▶ AIM: Wherever "border" appears in a line, copy that line.

▶ INPUT MATERIAL:
■ ■ ■ ■ ■ ■ ■

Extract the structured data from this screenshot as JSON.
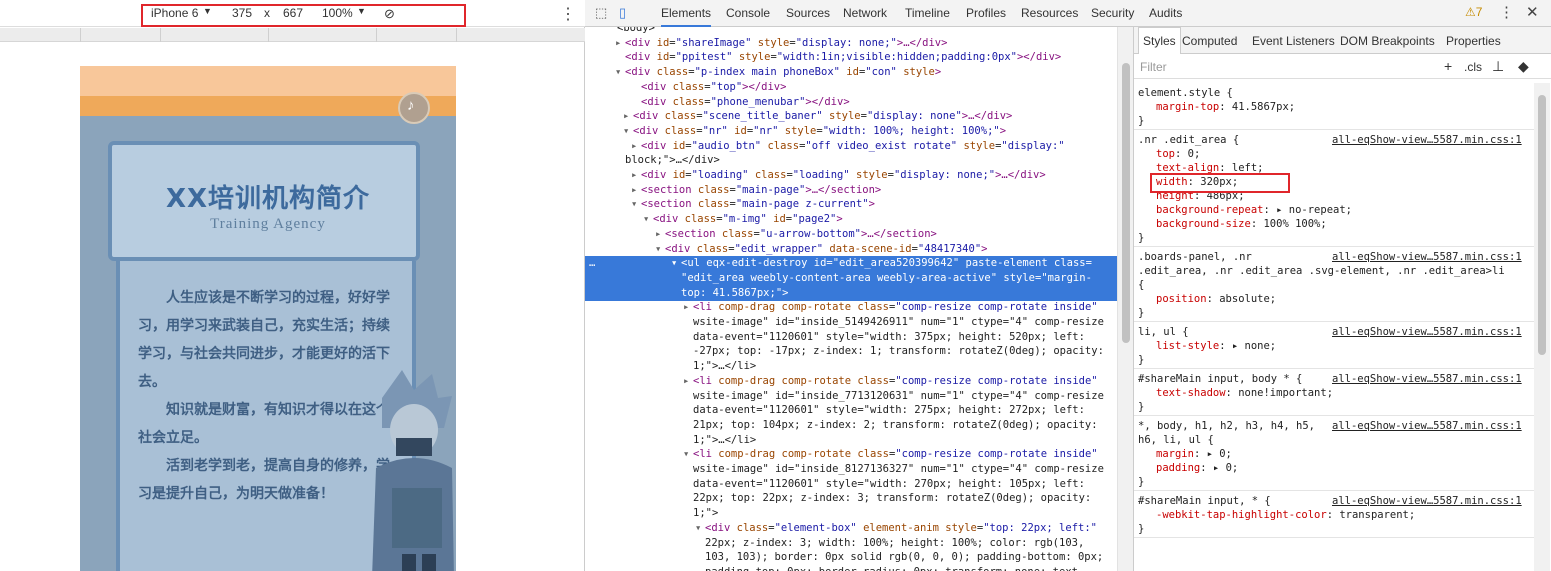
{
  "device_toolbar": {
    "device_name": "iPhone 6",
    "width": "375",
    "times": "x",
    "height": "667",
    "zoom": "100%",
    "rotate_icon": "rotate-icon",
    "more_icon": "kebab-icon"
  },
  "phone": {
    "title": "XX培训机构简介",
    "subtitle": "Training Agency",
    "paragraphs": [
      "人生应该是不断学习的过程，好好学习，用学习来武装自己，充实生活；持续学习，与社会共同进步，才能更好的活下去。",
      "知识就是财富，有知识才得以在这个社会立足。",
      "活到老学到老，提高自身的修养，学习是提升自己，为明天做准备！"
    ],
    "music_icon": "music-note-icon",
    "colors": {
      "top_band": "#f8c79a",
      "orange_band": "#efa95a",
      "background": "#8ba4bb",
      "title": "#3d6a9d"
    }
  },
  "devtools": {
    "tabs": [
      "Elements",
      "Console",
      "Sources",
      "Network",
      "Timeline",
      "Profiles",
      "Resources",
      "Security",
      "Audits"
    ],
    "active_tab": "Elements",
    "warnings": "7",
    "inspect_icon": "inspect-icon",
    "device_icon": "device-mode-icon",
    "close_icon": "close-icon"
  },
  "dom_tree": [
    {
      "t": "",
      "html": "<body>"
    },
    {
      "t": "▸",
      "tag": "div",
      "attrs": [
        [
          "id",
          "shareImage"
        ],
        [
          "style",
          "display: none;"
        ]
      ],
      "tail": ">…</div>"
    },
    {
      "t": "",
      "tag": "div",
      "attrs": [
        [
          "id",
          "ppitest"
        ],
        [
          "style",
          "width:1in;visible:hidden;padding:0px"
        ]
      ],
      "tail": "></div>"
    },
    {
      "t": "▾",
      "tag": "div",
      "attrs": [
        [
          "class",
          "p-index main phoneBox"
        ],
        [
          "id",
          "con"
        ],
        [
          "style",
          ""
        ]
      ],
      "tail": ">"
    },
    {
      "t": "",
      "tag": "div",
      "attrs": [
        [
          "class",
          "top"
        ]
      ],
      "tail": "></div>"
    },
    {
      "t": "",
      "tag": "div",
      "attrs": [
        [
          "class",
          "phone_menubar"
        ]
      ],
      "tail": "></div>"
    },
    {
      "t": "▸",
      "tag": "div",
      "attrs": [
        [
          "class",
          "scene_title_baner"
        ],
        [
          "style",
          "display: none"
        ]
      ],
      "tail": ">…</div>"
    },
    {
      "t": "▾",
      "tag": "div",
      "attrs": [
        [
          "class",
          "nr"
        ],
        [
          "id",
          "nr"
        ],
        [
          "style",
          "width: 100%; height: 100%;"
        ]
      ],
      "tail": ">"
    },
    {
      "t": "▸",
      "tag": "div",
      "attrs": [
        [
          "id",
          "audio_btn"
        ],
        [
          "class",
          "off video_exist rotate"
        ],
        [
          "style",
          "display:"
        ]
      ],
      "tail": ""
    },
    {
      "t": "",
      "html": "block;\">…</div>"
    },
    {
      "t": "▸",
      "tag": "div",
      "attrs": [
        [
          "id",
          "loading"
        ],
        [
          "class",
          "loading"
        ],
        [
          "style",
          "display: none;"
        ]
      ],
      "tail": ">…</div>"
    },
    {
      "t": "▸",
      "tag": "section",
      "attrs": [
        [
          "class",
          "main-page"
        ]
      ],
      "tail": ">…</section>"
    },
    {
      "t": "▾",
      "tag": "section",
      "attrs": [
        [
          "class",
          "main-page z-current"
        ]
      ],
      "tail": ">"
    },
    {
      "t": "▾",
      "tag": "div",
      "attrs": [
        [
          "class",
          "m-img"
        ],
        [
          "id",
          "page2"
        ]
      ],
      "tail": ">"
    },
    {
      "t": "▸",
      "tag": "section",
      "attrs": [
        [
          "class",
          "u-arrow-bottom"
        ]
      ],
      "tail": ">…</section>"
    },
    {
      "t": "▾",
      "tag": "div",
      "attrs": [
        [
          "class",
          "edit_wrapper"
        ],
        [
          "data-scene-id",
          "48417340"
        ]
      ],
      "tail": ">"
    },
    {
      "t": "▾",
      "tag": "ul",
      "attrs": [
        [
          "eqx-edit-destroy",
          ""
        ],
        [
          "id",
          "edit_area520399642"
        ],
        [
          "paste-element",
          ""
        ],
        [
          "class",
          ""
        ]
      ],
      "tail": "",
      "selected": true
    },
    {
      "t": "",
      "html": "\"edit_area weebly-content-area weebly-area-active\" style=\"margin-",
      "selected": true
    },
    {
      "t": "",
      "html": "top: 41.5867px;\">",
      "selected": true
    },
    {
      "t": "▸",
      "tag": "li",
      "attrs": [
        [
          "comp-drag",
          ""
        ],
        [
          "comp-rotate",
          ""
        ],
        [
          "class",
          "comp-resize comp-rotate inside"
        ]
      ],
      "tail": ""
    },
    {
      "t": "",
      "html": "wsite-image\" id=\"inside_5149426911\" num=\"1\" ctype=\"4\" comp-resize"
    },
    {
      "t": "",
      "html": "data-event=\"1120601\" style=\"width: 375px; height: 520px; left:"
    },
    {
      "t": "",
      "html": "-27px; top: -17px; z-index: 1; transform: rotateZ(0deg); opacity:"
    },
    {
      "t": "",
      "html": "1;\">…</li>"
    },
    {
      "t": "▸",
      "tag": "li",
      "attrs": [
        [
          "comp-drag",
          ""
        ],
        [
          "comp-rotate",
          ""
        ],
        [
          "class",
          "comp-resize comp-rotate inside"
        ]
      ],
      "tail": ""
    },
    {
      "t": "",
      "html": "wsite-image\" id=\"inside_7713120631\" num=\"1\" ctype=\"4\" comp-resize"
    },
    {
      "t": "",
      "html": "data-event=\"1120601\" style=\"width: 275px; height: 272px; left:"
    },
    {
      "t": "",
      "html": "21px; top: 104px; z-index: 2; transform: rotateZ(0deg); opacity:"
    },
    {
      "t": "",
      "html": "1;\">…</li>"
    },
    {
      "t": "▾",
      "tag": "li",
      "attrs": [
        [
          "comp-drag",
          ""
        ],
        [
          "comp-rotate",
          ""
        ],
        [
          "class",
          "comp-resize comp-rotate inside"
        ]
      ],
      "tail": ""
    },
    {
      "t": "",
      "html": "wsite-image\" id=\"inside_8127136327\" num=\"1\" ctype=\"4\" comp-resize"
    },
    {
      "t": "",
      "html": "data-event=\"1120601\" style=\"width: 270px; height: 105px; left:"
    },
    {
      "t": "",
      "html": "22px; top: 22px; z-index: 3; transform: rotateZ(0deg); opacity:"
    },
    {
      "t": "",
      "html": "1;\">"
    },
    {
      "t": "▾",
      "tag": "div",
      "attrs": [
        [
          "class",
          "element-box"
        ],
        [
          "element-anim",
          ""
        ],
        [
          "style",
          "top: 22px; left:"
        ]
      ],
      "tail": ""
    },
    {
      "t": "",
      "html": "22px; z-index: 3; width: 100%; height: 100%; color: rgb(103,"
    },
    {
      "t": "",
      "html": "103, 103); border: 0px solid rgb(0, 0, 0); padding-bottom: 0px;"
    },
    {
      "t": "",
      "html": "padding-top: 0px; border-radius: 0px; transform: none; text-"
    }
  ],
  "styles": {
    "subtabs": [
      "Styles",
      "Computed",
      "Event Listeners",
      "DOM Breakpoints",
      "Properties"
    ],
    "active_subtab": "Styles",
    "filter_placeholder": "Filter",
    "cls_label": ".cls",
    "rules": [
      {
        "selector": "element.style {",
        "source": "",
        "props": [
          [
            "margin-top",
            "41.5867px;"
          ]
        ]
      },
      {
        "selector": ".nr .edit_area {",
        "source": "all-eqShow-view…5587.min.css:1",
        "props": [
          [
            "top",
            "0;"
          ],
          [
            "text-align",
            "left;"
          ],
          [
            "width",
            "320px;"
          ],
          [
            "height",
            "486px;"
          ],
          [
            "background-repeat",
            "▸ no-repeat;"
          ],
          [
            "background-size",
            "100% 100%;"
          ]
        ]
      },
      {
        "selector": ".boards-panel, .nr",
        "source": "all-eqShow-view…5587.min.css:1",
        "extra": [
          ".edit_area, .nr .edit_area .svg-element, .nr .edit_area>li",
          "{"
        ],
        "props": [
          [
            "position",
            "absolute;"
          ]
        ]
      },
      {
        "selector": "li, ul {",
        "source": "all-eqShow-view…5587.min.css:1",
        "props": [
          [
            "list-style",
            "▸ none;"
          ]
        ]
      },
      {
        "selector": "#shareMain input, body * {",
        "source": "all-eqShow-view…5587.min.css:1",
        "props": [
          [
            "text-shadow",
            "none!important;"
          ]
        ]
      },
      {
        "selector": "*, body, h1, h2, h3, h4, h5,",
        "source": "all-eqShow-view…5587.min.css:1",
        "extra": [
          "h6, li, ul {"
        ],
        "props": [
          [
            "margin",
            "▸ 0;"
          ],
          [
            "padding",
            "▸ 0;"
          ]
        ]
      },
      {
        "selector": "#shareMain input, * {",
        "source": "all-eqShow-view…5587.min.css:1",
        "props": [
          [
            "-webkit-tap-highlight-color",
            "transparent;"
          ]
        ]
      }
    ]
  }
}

■ ■ ■ ■ ■ ■ ■

▶ RESPONSE TO THIS TASK:
      "html": "103, 103); border: 0px solid rgb(0, 0, 0); padding-bottom: 0px;"
      "html": "padding-top: 0px; border-radius: 0px; transform: none; text-"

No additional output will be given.